_WORK INSTRUCTIONS:_
The listing beneath should be written out in full, exactly as shown.

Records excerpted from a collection
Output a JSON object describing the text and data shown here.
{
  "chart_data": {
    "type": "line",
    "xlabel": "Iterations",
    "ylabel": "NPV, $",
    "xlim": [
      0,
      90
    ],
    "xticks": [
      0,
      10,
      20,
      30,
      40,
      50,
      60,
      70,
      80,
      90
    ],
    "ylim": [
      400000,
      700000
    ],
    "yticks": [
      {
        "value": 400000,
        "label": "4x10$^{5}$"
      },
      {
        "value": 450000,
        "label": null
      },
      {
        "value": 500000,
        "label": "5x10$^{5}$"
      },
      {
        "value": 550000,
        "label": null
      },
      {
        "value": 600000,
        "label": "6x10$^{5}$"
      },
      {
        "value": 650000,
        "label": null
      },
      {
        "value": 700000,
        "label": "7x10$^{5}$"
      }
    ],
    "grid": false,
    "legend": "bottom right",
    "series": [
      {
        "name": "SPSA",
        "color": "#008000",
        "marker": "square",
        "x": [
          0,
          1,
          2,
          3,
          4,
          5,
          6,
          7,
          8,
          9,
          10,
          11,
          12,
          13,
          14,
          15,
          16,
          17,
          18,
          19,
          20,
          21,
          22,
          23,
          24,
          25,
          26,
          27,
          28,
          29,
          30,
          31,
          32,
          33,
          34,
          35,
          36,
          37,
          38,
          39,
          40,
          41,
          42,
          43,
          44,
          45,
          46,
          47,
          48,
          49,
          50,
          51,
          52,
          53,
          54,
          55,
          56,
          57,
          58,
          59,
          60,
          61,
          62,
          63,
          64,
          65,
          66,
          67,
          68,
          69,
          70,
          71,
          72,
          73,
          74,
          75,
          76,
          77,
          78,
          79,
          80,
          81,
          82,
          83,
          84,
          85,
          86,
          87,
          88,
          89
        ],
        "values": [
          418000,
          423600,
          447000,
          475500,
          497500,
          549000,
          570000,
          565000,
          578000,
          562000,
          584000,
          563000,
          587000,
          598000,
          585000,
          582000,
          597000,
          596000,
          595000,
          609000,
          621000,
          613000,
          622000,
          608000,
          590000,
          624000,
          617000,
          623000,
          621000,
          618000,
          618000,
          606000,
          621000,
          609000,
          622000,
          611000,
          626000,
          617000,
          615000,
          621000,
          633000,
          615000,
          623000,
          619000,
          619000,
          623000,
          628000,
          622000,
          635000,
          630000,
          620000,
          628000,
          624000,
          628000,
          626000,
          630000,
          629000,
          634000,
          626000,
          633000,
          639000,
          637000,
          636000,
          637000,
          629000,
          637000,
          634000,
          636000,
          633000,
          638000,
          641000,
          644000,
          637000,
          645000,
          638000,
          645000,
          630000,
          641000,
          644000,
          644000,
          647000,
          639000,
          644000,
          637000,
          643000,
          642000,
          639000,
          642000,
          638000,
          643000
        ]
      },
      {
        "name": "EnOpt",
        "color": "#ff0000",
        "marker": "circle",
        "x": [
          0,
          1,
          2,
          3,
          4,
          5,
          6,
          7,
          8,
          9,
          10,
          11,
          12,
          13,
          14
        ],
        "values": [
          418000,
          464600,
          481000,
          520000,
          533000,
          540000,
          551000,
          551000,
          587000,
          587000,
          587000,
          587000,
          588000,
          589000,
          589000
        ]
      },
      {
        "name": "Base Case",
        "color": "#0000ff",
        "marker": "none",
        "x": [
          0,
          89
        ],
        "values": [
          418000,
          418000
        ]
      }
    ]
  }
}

_RESPONSE TO THIS EXERCISE:_
Output a JSON object describing the text and data shown here.
{
  "chart_data": {
    "type": "line",
    "xlabel": "Iterations",
    "ylabel": "NPV, $",
    "xlim": [
      0,
      90
    ],
    "xticks": [
      0,
      10,
      20,
      30,
      40,
      50,
      60,
      70,
      80,
      90
    ],
    "ylim": [
      400000,
      700000
    ],
    "yticks": [
      {
        "value": 400000,
        "label": "4x10$^{5}$"
      },
      {
        "value": 450000,
        "label": null
      },
      {
        "value": 500000,
        "label": "5x10$^{5}$"
      },
      {
        "value": 550000,
        "label": null
      },
      {
        "value": 600000,
        "label": "6x10$^{5}$"
      },
      {
        "value": 650000,
        "label": null
      },
      {
        "value": 700000,
        "label": "7x10$^{5}$"
      }
    ],
    "grid": false,
    "legend": "bottom right",
    "series": [
      {
        "name": "SPSA",
        "color": "#008000",
        "marker": "square",
        "x": [
          0,
          1,
          2,
          3,
          4,
          5,
          6,
          7,
          8,
          9,
          10,
          11,
          12,
          13,
          14,
          15,
          16,
          17,
          18,
          19,
          20,
          21,
          22,
          23,
          24,
          25,
          26,
          27,
          28,
          29,
          30,
          31,
          32,
          33,
          34,
          35,
          36,
          37,
          38,
          39,
          40,
          41,
          42,
          43,
          44,
          45,
          46,
          47,
          48,
          49,
          50,
          51,
          52,
          53,
          54,
          55,
          56,
          57,
          58,
          59,
          60,
          61,
          62,
          63,
          64,
          65,
          66,
          67,
          68,
          69,
          70,
          71,
          72,
          73,
          74,
          75,
          76,
          77,
          78,
          79,
          80,
          81,
          82,
          83,
          84,
          85,
          86,
          87,
          88,
          89
        ],
        "values": [
          418000,
          423600,
          447000,
          475500,
          497500,
          549000,
          570000,
          565000,
          578000,
          562000,
          584000,
          563000,
          587000,
          598000,
          585000,
          582000,
          597000,
          596000,
          595000,
          609000,
          621000,
          613000,
          622000,
          608000,
          590000,
          624000,
          617000,
          623000,
          621000,
          618000,
          618000,
          606000,
          621000,
          609000,
          622000,
          611000,
          626000,
          617000,
          615000,
          621000,
          633000,
          615000,
          623000,
          619000,
          619000,
          623000,
          628000,
          622000,
          635000,
          630000,
          620000,
          628000,
          624000,
          628000,
          626000,
          630000,
          629000,
          634000,
          626000,
          633000,
          639000,
          637000,
          636000,
          637000,
          629000,
          637000,
          634000,
          636000,
          633000,
          638000,
          641000,
          644000,
          637000,
          645000,
          638000,
          645000,
          630000,
          641000,
          644000,
          644000,
          647000,
          639000,
          644000,
          637000,
          643000,
          642000,
          639000,
          642000,
          638000,
          643000
        ]
      },
      {
        "name": "EnOpt",
        "color": "#ff0000",
        "marker": "circle",
        "x": [
          0,
          1,
          2,
          3,
          4,
          5,
          6,
          7,
          8,
          9,
          10,
          11,
          12,
          13,
          14
        ],
        "values": [
          418000,
          464600,
          481000,
          520000,
          533000,
          540000,
          551000,
          551000,
          587000,
          587000,
          587000,
          587000,
          588000,
          589000,
          589000
        ]
      },
      {
        "name": "Base Case",
        "color": "#0000ff",
        "marker": "none",
        "x": [
          0,
          89
        ],
        "values": [
          418000,
          418000
        ]
      }
    ]
  }
}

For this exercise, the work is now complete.